» Cosa fare:
Secondo l'estratto fornito sulle impiccagioni in Iran, in quale città sono stati impiccati in pubblico i tre detenuti di domenica?

» Estratto fornito:
+---+

Tre detenuti sono stati impiccati in pubblico domenica in una città nordorientale dell’Iran.
Le vittime, identificate tramite il nome e l’iniziale del cognome come Mehdi V., Ehsan K. e Mahmoud V., sono state impiccate nella città di Torghabeh, vicino alla città di Mashhad.
Le notizie dei media di stato hanno riferito che due di loro erano stati condannati a morte e il terzo condannato all’impiccagione oltre a 100 frustate in pubblico.
Queste impiccagioni pubbliche di domenica seguono di poco le esecuzioni di almeno 14 altri detenuti avvenute a Capodanno in diverse prigioni di quattro città dell’Iran.
Tra i giustiziati di Capodanno ci sono anche quattro donne. Sono state impiccate nella prigione di Shahab nella città di Kerman (Iran meridionale). Un altro gruppo di sette detenuti è stato impiccato nella prigione di Shahab lo stesso giorno.

+---+

» Dati forniti:
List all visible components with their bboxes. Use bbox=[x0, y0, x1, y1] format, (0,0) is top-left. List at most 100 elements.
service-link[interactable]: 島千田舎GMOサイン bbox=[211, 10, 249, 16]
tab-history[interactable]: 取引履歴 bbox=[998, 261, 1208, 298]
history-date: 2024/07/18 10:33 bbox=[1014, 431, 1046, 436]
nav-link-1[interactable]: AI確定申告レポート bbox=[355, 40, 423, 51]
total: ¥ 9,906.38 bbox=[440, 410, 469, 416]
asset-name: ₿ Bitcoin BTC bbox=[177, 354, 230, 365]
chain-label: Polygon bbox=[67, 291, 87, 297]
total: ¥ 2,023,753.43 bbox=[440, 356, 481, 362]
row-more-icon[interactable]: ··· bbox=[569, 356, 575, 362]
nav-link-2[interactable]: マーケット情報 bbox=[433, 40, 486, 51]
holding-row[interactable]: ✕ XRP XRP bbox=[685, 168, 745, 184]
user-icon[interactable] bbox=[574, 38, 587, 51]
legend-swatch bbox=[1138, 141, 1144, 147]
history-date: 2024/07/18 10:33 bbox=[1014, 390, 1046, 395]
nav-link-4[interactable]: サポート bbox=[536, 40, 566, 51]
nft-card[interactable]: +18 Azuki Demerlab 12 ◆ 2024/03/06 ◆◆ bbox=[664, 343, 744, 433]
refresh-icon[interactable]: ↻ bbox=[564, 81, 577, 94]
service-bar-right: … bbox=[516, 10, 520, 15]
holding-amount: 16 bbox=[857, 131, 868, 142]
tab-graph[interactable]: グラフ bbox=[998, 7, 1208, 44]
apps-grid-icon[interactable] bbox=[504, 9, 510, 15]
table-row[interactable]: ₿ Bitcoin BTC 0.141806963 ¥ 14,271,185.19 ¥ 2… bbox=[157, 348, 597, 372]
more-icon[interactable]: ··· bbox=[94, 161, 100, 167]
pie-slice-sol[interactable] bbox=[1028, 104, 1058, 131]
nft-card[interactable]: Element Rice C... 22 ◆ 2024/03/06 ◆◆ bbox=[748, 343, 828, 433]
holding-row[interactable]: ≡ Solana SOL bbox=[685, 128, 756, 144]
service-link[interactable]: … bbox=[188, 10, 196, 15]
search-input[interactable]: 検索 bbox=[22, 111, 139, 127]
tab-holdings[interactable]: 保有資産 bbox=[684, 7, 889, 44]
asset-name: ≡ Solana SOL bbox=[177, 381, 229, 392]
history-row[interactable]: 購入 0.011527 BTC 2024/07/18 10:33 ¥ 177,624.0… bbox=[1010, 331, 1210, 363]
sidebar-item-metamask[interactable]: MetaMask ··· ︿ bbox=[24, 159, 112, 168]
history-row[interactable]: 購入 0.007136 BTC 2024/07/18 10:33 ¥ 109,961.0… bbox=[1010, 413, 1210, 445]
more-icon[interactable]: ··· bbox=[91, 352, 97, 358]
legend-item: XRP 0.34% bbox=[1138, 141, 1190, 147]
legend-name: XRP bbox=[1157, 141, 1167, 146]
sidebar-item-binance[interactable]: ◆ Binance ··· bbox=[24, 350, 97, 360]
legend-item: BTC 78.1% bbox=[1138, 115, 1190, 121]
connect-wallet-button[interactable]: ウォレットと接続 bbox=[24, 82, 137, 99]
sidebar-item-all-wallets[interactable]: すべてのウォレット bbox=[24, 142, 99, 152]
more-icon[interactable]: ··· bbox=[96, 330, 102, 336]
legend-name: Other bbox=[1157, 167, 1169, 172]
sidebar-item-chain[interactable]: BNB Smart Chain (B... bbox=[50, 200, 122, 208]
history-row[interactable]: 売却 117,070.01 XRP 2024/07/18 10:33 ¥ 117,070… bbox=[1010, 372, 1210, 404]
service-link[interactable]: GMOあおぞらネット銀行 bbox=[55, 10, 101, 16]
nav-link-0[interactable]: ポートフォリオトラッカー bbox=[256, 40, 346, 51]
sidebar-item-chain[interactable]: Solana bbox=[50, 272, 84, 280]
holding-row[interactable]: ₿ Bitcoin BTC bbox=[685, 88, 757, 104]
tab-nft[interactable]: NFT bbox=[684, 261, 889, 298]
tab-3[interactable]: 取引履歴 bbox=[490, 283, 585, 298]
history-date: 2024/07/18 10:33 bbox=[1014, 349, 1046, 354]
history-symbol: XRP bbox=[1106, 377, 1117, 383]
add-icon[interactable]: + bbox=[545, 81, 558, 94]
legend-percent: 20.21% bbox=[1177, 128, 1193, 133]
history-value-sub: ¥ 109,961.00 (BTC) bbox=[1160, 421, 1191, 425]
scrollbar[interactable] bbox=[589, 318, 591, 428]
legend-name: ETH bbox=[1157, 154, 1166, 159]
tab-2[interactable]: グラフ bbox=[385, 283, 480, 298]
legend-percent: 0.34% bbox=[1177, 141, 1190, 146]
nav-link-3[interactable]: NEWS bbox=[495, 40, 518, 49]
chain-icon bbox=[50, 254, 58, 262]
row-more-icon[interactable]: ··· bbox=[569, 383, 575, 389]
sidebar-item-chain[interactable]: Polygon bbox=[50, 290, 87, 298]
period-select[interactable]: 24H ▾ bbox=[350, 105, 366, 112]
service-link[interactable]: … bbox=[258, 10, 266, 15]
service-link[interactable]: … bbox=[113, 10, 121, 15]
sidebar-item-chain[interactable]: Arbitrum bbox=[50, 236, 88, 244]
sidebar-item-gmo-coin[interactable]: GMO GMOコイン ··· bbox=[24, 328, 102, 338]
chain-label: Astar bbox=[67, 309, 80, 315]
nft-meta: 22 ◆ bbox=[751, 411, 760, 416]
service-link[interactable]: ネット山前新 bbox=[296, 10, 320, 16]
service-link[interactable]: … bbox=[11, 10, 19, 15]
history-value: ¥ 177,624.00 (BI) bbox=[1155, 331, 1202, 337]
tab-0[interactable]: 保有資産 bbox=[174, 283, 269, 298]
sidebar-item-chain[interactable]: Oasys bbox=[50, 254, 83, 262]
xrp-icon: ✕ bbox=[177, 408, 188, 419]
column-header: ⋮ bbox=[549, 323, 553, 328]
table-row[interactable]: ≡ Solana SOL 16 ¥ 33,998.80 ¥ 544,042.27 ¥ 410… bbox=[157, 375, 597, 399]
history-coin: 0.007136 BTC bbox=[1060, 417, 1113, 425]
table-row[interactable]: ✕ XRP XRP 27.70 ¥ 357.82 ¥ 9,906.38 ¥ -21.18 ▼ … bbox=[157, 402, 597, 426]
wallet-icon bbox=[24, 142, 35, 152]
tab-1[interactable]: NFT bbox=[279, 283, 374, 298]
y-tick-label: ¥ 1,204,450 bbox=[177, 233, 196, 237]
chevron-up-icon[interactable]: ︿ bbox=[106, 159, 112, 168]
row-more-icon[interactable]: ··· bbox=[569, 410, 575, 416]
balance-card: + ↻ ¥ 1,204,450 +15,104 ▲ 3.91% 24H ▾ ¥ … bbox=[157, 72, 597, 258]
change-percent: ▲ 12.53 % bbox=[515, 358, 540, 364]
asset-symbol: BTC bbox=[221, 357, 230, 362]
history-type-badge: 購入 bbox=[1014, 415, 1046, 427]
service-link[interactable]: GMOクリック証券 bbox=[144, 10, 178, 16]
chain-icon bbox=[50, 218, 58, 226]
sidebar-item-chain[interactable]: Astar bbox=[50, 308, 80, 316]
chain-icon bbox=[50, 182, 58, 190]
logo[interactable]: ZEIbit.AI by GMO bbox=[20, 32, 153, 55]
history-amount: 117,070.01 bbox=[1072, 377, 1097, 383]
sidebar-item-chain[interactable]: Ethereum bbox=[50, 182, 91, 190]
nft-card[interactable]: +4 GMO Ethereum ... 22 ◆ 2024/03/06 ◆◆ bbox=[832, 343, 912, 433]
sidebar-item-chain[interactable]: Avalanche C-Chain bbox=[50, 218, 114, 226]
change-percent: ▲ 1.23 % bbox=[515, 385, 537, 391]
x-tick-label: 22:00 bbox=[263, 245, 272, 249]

+---+

» Risposta al compito:
A Torghabeh, vicino alla città di Mashhad.